Copy all lines below containing "ylabel".

** begin Records for the task **

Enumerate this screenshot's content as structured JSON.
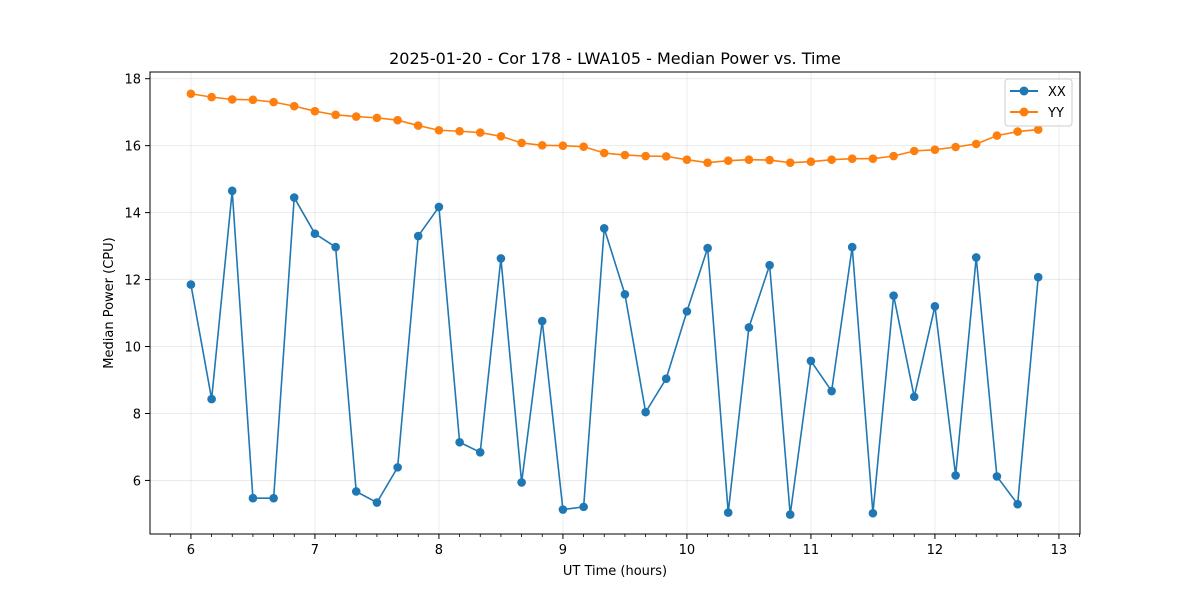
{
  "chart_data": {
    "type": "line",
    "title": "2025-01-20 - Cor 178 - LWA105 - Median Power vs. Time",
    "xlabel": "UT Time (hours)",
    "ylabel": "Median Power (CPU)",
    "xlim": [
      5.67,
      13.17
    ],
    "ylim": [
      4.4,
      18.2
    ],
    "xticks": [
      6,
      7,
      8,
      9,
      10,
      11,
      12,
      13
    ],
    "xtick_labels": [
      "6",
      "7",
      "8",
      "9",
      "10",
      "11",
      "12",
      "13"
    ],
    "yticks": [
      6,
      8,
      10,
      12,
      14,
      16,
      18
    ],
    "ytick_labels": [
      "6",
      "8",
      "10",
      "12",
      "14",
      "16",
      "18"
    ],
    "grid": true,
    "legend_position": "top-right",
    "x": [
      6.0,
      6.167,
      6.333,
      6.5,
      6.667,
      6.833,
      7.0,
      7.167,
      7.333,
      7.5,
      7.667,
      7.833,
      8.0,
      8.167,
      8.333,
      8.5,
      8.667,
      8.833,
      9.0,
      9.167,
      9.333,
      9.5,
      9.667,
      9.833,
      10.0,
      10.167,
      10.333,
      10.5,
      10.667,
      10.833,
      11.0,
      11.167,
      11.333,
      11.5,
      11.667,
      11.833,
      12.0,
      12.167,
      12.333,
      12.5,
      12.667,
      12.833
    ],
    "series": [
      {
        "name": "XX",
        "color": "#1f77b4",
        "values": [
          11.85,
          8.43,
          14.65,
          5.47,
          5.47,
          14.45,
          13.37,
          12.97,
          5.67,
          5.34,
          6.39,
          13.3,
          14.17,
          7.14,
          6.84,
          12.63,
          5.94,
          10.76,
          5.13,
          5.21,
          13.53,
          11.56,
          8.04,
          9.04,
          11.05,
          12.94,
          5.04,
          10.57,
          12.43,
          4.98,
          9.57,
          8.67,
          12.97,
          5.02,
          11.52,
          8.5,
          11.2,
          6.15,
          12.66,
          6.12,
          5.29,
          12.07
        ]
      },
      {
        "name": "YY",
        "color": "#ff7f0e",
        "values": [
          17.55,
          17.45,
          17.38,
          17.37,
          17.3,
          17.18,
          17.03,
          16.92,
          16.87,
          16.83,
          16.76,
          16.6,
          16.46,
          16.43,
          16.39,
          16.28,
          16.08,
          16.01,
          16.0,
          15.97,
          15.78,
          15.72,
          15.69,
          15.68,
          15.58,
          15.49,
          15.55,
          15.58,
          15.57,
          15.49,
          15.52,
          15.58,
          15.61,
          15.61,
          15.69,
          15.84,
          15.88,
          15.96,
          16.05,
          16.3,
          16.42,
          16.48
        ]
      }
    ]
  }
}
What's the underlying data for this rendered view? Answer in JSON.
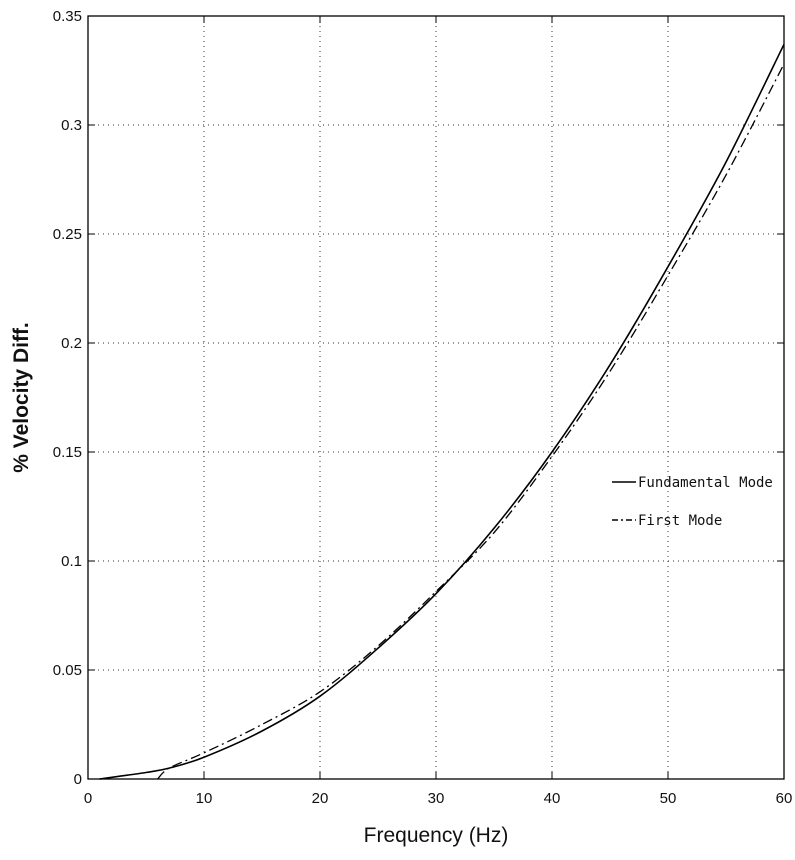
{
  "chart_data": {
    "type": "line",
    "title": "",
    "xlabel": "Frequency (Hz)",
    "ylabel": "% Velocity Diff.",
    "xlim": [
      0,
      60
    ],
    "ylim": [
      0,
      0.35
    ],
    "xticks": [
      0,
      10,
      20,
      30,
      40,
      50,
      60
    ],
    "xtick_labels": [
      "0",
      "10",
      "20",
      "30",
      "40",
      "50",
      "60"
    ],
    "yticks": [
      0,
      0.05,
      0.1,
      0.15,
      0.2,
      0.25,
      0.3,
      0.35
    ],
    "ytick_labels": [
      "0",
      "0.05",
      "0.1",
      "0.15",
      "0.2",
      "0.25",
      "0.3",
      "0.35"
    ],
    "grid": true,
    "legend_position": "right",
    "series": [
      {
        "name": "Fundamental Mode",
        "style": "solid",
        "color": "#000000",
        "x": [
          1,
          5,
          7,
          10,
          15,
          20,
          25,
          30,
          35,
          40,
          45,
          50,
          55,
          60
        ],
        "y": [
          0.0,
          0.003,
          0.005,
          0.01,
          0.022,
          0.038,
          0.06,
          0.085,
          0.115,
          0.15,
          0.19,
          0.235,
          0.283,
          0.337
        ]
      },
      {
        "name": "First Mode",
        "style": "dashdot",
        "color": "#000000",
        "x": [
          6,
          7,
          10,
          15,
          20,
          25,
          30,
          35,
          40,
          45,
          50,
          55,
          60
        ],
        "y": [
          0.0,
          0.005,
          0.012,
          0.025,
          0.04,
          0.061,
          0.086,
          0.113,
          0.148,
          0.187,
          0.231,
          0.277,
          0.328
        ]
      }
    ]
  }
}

** end Records for the task **

Answer in full »
    "ylabel": "Median Power (CPU)",
    "ylabel": "% Velocity Diff.",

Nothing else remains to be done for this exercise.